Copy the data word for word, keeping every line.

>>>

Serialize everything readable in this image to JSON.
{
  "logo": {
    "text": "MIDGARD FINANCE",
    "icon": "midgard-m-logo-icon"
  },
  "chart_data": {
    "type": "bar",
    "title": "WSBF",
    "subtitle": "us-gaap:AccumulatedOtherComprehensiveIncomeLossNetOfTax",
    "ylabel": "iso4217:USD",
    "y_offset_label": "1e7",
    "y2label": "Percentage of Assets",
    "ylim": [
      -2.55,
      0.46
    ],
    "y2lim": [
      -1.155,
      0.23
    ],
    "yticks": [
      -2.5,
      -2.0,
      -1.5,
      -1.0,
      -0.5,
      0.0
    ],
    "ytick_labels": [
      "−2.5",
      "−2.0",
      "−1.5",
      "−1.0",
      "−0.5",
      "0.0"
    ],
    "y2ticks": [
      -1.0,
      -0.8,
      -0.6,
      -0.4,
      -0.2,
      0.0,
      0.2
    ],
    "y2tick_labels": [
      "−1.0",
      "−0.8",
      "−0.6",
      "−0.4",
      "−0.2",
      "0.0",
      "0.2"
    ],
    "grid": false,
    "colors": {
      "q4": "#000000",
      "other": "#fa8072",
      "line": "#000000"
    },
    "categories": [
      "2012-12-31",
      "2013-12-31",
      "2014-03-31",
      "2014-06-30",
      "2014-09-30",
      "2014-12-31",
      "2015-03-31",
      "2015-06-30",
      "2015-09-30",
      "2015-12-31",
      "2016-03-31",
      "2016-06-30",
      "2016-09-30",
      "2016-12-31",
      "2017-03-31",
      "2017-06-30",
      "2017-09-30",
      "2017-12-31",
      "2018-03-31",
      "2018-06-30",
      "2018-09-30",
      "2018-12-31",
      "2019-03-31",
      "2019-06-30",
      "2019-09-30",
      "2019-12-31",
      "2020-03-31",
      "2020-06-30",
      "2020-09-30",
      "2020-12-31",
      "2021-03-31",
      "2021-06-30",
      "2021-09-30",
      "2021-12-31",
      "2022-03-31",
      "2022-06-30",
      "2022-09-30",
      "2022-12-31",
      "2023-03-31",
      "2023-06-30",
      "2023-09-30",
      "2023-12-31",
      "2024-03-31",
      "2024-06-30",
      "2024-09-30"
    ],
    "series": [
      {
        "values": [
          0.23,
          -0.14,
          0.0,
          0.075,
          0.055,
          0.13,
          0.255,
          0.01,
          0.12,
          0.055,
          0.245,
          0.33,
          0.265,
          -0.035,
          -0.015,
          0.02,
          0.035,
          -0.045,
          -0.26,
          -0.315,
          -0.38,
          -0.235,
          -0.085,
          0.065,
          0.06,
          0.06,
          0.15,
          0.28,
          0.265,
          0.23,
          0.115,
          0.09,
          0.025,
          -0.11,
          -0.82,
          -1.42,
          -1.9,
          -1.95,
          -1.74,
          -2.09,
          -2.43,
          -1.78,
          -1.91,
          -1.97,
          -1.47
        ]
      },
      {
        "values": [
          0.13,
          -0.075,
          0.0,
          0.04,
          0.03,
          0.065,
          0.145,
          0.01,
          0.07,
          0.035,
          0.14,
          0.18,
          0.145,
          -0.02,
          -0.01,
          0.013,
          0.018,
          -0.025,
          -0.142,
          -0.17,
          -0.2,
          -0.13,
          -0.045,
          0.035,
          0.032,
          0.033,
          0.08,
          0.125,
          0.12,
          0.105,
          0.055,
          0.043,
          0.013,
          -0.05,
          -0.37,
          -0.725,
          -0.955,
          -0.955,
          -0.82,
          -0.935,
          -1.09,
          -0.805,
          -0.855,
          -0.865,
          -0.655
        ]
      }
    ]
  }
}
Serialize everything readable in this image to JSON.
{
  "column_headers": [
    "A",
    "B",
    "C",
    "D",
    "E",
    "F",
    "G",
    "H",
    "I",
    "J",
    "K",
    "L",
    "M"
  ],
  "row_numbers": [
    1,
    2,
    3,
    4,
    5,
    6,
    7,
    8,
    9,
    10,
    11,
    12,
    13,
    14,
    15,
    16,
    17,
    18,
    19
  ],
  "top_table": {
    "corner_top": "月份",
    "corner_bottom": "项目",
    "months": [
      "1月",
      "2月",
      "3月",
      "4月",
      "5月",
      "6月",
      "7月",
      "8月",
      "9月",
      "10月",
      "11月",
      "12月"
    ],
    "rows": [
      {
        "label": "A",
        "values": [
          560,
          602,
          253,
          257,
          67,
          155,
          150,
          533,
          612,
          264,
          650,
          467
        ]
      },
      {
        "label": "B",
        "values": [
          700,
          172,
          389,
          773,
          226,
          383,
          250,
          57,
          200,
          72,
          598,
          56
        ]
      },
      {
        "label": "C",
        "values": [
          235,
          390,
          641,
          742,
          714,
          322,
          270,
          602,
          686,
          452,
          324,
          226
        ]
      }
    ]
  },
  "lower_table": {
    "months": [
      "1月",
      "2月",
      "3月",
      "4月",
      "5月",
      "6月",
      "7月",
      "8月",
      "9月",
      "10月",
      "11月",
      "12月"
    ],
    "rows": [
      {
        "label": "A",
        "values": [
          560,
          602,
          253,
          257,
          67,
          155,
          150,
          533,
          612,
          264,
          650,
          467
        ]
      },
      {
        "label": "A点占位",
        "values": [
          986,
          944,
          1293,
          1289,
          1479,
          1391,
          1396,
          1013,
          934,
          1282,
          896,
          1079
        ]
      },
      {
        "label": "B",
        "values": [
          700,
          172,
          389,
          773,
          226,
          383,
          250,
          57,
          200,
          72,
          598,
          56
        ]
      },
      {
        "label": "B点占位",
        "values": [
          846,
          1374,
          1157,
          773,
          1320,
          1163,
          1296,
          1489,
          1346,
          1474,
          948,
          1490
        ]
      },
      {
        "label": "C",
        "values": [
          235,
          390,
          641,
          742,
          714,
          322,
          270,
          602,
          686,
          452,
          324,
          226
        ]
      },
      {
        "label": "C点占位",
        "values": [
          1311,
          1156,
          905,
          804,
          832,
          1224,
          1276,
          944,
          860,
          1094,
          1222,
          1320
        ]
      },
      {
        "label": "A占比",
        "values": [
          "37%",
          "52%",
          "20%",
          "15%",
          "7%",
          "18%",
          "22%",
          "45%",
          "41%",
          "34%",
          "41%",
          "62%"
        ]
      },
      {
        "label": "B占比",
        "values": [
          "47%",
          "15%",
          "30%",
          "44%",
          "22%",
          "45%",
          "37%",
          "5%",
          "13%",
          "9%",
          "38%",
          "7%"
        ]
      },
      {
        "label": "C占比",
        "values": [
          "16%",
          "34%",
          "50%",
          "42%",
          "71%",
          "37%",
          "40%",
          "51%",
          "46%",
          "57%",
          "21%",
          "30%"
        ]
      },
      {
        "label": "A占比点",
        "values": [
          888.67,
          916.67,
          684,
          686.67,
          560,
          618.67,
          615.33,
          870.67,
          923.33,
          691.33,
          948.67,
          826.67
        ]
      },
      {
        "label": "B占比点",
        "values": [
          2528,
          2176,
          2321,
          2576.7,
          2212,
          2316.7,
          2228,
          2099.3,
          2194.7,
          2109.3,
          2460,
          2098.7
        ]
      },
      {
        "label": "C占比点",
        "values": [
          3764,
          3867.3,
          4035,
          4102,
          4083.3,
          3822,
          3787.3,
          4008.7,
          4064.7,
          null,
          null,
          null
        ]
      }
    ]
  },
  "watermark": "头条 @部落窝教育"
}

<<<

FINAL RESULT ->
Serialize everything readable in this image to JSON.
{
  "logo": {
    "text": "MIDGARD FINANCE",
    "icon": "midgard-m-logo-icon"
  },
  "chart_data": {
    "type": "bar",
    "title": "WSBF",
    "subtitle": "us-gaap:AccumulatedOtherComprehensiveIncomeLossNetOfTax",
    "ylabel": "iso4217:USD",
    "y_offset_label": "1e7",
    "y2label": "Percentage of Assets",
    "ylim": [
      -2.55,
      0.46
    ],
    "y2lim": [
      -1.155,
      0.23
    ],
    "yticks": [
      -2.5,
      -2.0,
      -1.5,
      -1.0,
      -0.5,
      0.0
    ],
    "ytick_labels": [
      "−2.5",
      "−2.0",
      "−1.5",
      "−1.0",
      "−0.5",
      "0.0"
    ],
    "y2ticks": [
      -1.0,
      -0.8,
      -0.6,
      -0.4,
      -0.2,
      0.0,
      0.2
    ],
    "y2tick_labels": [
      "−1.0",
      "−0.8",
      "−0.6",
      "−0.4",
      "−0.2",
      "0.0",
      "0.2"
    ],
    "grid": false,
    "colors": {
      "q4": "#000000",
      "other": "#fa8072",
      "line": "#000000"
    },
    "categories": [
      "2012-12-31",
      "2013-12-31",
      "2014-03-31",
      "2014-06-30",
      "2014-09-30",
      "2014-12-31",
      "2015-03-31",
      "2015-06-30",
      "2015-09-30",
      "2015-12-31",
      "2016-03-31",
      "2016-06-30",
      "2016-09-30",
      "2016-12-31",
      "2017-03-31",
      "2017-06-30",
      "2017-09-30",
      "2017-12-31",
      "2018-03-31",
      "2018-06-30",
      "2018-09-30",
      "2018-12-31",
      "2019-03-31",
      "2019-06-30",
      "2019-09-30",
      "2019-12-31",
      "2020-03-31",
      "2020-06-30",
      "2020-09-30",
      "2020-12-31",
      "2021-03-31",
      "2021-06-30",
      "2021-09-30",
      "2021-12-31",
      "2022-03-31",
      "2022-06-30",
      "2022-09-30",
      "2022-12-31",
      "2023-03-31",
      "2023-06-30",
      "2023-09-30",
      "2023-12-31",
      "2024-03-31",
      "2024-06-30",
      "2024-09-30"
    ],
    "series": [
      {
        "values": [
          0.23,
          -0.14,
          0.0,
          0.075,
          0.055,
          0.13,
          0.255,
          0.01,
          0.12,
          0.055,
          0.245,
          0.33,
          0.265,
          -0.035,
          -0.015,
          0.02,
          0.035,
          -0.045,
          -0.26,
          -0.315,
          -0.38,
          -0.235,
          -0.085,
          0.065,
          0.06,
          0.06,
          0.15,
          0.28,
          0.265,
          0.23,
          0.115,
          0.09,
          0.025,
          -0.11,
          -0.82,
          -1.42,
          -1.9,
          -1.95,
          -1.74,
          -2.09,
          -2.43,
          -1.78,
          -1.91,
          -1.97,
          -1.47
        ]
      },
      {
        "values": [
          0.13,
          -0.075,
          0.0,
          0.04,
          0.03,
          0.065,
          0.145,
          0.01,
          0.07,
          0.035,
          0.14,
          0.18,
          0.145,
          -0.02,
          -0.01,
          0.013,
          0.018,
          -0.025,
          -0.142,
          -0.17,
          -0.2,
          -0.13,
          -0.045,
          0.035,
          0.032,
          0.033,
          0.08,
          0.125,
          0.12,
          0.105,
          0.055,
          0.043,
          0.013,
          -0.05,
          -0.37,
          -0.725,
          -0.955,
          -0.955,
          -0.82,
          -0.935,
          -1.09,
          -0.805,
          -0.855,
          -0.865,
          -0.655
        ]
      }
    ]
  }
}
Serialize everything readable in this image to JSON.
{
  "column_headers": [
    "A",
    "B",
    "C",
    "D",
    "E",
    "F",
    "G",
    "H",
    "I",
    "J",
    "K",
    "L",
    "M"
  ],
  "row_numbers": [
    1,
    2,
    3,
    4,
    5,
    6,
    7,
    8,
    9,
    10,
    11,
    12,
    13,
    14,
    15,
    16,
    17,
    18,
    19
  ],
  "top_table": {
    "corner_top": "月份",
    "corner_bottom": "项目",
    "months": [
      "1月",
      "2月",
      "3月",
      "4月",
      "5月",
      "6月",
      "7月",
      "8月",
      "9月",
      "10月",
      "11月",
      "12月"
    ],
    "rows": [
      {
        "label": "A",
        "values": [
          560,
          602,
          253,
          257,
          67,
          155,
          150,
          533,
          612,
          264,
          650,
          467
        ]
      },
      {
        "label": "B",
        "values": [
          700,
          172,
          389,
          773,
          226,
          383,
          250,
          57,
          200,
          72,
          598,
          56
        ]
      },
      {
        "label": "C",
        "values": [
          235,
          390,
          641,
          742,
          714,
          322,
          270,
          602,
          686,
          452,
          324,
          226
        ]
      }
    ]
  },
  "lower_table": {
    "months": [
      "1月",
      "2月",
      "3月",
      "4月",
      "5月",
      "6月",
      "7月",
      "8月",
      "9月",
      "10月",
      "11月",
      "12月"
    ],
    "rows": [
      {
        "label": "A",
        "values": [
          560,
          602,
          253,
          257,
          67,
          155,
          150,
          533,
          612,
          264,
          650,
          467
        ]
      },
      {
        "label": "A点占位",
        "values": [
          986,
          944,
          1293,
          1289,
          1479,
          1391,
          1396,
          1013,
          934,
          1282,
          896,
          1079
        ]
      },
      {
        "label": "B",
        "values": [
          700,
          172,
          389,
          773,
          226,
          383,
          250,
          57,
          200,
          72,
          598,
          56
        ]
      },
      {
        "label": "B点占位",
        "values": [
          846,
          1374,
          1157,
          773,
          1320,
          1163,
          1296,
          1489,
          1346,
          1474,
          948,
          1490
        ]
      },
      {
        "label": "C",
        "values": [
          235,
          390,
          641,
          742,
          714,
          322,
          270,
          602,
          686,
          452,
          324,
          226
        ]
      },
      {
        "label": "C点占位",
        "values": [
          1311,
          1156,
          905,
          804,
          832,
          1224,
          1276,
          944,
          860,
          1094,
          1222,
          1320
        ]
      },
      {
        "label": "A占比",
        "values": [
          "37%",
          "52%",
          "20%",
          "15%",
          "7%",
          "18%",
          "22%",
          "45%",
          "41%",
          "34%",
          "41%",
          "62%"
        ]
      },
      {
        "label": "B占比",
        "values": [
          "47%",
          "15%",
          "30%",
          "44%",
          "22%",
          "45%",
          "37%",
          "5%",
          "13%",
          "9%",
          "38%",
          "7%"
        ]
      },
      {
        "label": "C占比",
        "values": [
          "16%",
          "34%",
          "50%",
          "42%",
          "71%",
          "37%",
          "40%",
          "51%",
          "46%",
          "57%",
          "21%",
          "30%"
        ]
      },
      {
        "label": "A占比点",
        "values": [
          888.67,
          916.67,
          684,
          686.67,
          560,
          618.67,
          615.33,
          870.67,
          923.33,
          691.33,
          948.67,
          826.67
        ]
      },
      {
        "label": "B占比点",
        "values": [
          2528,
          2176,
          2321,
          2576.7,
          2212,
          2316.7,
          2228,
          2099.3,
          2194.7,
          2109.3,
          2460,
          2098.7
        ]
      },
      {
        "label": "C占比点",
        "values": [
          3764,
          3867.3,
          4035,
          4102,
          4083.3,
          3822,
          3787.3,
          4008.7,
          4064.7,
          null,
          null,
          null
        ]
      }
    ]
  },
  "watermark": "头条 @部落窝教育"
}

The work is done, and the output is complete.